## Start EXTRACTED MATERIAL

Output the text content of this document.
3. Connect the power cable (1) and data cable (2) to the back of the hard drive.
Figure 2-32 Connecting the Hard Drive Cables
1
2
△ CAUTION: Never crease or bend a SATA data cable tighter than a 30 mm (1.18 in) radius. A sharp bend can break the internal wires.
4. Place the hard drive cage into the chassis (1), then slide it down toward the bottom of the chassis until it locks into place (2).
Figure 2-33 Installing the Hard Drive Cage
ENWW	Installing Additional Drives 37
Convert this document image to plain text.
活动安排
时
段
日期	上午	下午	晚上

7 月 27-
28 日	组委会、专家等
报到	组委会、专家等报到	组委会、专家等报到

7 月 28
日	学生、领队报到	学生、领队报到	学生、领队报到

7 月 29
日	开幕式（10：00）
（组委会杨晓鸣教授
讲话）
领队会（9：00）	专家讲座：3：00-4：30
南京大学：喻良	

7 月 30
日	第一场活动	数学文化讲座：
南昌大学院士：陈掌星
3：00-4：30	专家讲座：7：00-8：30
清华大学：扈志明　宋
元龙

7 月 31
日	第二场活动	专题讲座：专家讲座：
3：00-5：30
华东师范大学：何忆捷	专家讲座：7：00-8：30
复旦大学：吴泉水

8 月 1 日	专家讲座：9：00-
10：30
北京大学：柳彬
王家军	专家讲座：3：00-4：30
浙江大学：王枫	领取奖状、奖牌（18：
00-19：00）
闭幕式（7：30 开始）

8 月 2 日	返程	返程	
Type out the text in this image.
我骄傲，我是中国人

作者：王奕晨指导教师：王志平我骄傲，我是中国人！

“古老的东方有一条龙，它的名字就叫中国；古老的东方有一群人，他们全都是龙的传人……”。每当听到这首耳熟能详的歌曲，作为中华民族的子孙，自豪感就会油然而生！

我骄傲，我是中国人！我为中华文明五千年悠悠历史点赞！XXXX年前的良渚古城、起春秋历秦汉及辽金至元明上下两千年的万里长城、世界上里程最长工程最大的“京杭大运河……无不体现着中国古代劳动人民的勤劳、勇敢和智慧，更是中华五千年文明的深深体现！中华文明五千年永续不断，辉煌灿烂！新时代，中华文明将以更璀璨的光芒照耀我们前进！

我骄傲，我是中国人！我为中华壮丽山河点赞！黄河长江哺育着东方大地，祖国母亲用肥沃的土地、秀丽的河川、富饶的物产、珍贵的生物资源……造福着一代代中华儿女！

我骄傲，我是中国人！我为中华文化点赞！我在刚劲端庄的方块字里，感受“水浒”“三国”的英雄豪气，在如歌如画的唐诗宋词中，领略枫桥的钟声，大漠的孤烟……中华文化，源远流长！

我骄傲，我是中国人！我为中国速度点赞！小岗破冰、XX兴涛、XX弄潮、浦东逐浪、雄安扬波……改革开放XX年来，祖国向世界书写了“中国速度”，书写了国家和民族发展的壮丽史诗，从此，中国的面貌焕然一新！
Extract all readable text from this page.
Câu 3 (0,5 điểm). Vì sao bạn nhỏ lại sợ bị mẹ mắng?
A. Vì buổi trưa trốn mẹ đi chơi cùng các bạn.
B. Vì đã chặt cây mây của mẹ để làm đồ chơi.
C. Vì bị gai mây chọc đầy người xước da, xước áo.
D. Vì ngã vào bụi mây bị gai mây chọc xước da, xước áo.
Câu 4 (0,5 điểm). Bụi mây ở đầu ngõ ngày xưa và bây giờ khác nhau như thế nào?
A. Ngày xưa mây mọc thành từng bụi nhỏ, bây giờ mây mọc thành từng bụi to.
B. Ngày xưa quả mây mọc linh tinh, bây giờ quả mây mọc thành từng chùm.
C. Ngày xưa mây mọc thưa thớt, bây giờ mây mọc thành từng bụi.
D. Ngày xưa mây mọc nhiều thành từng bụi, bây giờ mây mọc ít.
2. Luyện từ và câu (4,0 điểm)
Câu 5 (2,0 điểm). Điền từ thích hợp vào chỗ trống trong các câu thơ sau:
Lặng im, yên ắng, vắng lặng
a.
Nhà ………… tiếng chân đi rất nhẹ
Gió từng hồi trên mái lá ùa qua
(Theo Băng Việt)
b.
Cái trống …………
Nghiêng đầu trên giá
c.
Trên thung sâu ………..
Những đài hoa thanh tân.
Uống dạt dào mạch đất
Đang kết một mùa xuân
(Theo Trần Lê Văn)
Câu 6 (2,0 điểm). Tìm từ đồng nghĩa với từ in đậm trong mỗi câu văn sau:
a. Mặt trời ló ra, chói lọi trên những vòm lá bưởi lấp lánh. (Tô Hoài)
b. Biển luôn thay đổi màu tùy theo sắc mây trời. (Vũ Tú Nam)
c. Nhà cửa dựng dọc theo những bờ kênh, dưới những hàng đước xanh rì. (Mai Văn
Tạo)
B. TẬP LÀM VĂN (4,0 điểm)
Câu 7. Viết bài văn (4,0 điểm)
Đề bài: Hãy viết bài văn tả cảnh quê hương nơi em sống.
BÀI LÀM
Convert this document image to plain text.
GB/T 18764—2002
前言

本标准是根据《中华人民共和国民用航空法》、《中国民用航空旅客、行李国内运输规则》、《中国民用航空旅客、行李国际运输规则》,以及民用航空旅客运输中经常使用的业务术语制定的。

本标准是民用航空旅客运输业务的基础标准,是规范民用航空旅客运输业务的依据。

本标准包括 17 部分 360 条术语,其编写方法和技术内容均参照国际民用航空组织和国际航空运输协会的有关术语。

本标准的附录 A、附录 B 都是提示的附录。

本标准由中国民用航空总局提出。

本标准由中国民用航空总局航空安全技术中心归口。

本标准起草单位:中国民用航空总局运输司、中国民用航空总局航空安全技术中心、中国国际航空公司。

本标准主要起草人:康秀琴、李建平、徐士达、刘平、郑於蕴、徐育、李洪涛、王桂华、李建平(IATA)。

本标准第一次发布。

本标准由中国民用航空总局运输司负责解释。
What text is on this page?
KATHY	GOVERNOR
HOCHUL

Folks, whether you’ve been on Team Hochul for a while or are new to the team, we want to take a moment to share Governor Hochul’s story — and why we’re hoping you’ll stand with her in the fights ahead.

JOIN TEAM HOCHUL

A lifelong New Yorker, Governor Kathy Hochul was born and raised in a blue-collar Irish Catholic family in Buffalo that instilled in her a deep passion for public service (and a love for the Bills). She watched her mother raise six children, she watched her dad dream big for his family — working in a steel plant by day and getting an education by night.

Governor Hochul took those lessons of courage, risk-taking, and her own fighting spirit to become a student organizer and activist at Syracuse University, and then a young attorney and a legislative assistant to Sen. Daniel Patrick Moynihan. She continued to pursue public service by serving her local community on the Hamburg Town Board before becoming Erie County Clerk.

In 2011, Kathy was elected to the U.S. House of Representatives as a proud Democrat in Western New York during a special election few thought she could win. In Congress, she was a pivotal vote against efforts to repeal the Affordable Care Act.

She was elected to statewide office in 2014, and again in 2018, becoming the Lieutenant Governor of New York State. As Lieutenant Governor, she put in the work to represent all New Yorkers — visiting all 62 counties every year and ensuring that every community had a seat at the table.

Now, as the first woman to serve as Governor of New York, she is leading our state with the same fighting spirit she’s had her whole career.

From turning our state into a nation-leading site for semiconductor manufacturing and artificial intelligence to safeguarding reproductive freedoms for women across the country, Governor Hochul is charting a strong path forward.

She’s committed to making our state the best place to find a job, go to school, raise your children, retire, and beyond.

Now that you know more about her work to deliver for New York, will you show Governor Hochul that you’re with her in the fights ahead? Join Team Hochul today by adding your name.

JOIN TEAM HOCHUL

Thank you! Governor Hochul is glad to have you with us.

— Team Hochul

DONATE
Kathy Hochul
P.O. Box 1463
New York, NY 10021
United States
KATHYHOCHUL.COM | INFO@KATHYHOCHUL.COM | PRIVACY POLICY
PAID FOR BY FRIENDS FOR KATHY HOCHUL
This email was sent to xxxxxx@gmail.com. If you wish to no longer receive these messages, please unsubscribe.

## End EXTRACTED MATERIAL

▸ PROBLEM TO WORK ON: In the entries above, find each line with the string "trời" and copy it.

▸ RESULT:
a. Mặt trời ló ra, chói lọi trên những vòm lá bưởi lấp lánh. (Tô Hoài)
b. Biển luôn thay đổi màu tùy theo sắc mây trời. (Vũ Tú Nam)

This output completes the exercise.